List every line in the records below that contains the string "expression", copying each of those lines in full.

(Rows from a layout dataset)
--- START ---

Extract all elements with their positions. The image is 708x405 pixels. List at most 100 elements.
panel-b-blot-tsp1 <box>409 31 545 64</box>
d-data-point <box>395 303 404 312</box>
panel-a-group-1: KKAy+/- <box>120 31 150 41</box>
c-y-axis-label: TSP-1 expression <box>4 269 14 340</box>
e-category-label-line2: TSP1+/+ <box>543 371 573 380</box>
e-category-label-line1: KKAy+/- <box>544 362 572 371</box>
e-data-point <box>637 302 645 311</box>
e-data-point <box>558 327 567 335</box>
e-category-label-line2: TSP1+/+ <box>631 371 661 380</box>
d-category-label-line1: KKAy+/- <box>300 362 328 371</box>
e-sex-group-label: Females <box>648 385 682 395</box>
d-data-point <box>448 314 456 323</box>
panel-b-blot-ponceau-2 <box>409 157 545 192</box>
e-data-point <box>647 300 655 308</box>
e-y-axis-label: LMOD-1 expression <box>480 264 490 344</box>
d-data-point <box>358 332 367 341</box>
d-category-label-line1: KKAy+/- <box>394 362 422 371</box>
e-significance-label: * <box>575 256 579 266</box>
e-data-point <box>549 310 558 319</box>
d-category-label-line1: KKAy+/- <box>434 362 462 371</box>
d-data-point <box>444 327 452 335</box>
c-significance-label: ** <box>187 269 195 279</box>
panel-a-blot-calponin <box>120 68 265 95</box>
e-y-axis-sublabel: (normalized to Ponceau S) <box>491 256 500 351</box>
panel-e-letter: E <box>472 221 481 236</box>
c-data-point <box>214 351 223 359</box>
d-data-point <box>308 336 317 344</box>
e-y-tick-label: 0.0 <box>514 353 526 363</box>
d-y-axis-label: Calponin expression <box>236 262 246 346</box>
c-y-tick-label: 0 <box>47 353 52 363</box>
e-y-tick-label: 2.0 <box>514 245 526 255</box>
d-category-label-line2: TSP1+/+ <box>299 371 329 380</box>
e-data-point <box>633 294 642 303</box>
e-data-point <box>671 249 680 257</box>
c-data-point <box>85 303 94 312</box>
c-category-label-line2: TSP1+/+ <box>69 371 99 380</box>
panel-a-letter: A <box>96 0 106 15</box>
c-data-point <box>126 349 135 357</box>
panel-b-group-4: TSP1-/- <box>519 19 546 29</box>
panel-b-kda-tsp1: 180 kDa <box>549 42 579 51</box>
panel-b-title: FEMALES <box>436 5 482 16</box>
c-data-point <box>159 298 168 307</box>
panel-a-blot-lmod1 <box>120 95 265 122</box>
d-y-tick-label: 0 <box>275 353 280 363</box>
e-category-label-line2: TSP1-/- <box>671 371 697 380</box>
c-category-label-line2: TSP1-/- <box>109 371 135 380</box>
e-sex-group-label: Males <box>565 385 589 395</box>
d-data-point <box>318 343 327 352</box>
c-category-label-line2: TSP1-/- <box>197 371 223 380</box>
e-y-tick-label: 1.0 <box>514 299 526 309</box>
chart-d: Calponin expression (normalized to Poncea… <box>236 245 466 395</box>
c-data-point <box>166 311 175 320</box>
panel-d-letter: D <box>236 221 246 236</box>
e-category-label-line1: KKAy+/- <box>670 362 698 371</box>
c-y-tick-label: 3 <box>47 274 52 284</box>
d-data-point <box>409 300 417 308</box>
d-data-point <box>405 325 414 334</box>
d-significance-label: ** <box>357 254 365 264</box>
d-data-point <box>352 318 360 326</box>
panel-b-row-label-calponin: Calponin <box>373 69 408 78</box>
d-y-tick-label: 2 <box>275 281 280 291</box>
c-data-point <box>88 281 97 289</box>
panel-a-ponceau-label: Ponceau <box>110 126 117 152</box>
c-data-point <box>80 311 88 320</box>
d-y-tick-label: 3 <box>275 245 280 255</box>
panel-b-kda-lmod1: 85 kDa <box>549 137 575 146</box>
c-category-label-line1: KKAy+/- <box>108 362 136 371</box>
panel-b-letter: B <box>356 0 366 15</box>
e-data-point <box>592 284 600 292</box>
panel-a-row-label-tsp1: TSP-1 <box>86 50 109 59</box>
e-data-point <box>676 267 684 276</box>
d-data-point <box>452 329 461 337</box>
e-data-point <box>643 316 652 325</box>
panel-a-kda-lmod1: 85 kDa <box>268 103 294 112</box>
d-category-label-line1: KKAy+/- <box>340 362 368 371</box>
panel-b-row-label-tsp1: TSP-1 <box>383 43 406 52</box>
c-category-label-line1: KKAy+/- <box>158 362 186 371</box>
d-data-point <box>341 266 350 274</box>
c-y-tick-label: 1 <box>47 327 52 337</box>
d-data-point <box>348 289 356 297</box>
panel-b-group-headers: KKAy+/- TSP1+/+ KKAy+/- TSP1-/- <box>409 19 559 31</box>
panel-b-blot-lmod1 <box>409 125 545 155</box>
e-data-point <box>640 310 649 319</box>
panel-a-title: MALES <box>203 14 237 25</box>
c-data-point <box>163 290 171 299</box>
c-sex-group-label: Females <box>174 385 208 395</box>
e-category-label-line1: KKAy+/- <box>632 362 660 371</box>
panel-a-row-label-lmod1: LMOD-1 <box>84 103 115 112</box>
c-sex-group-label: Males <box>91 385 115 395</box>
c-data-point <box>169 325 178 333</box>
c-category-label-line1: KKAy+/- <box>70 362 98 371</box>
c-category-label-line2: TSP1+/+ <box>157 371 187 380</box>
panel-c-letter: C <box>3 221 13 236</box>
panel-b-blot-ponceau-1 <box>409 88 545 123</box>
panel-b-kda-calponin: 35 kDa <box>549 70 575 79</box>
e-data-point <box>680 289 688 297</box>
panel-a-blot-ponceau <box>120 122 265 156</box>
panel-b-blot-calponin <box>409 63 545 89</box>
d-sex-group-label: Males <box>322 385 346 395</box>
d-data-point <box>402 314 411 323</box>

--- END ---

→ RESPONSE TO THIS EXERCISE
c-y-axis-label: TSP-1 expression <box>4 269 14 340</box>
e-y-axis-label: LMOD-1 expression <box>480 264 490 344</box>
d-y-axis-label: Calponin expression <box>236 262 246 346</box>
chart-d: Calponin expression (normalized to Poncea… <box>236 245 466 395</box>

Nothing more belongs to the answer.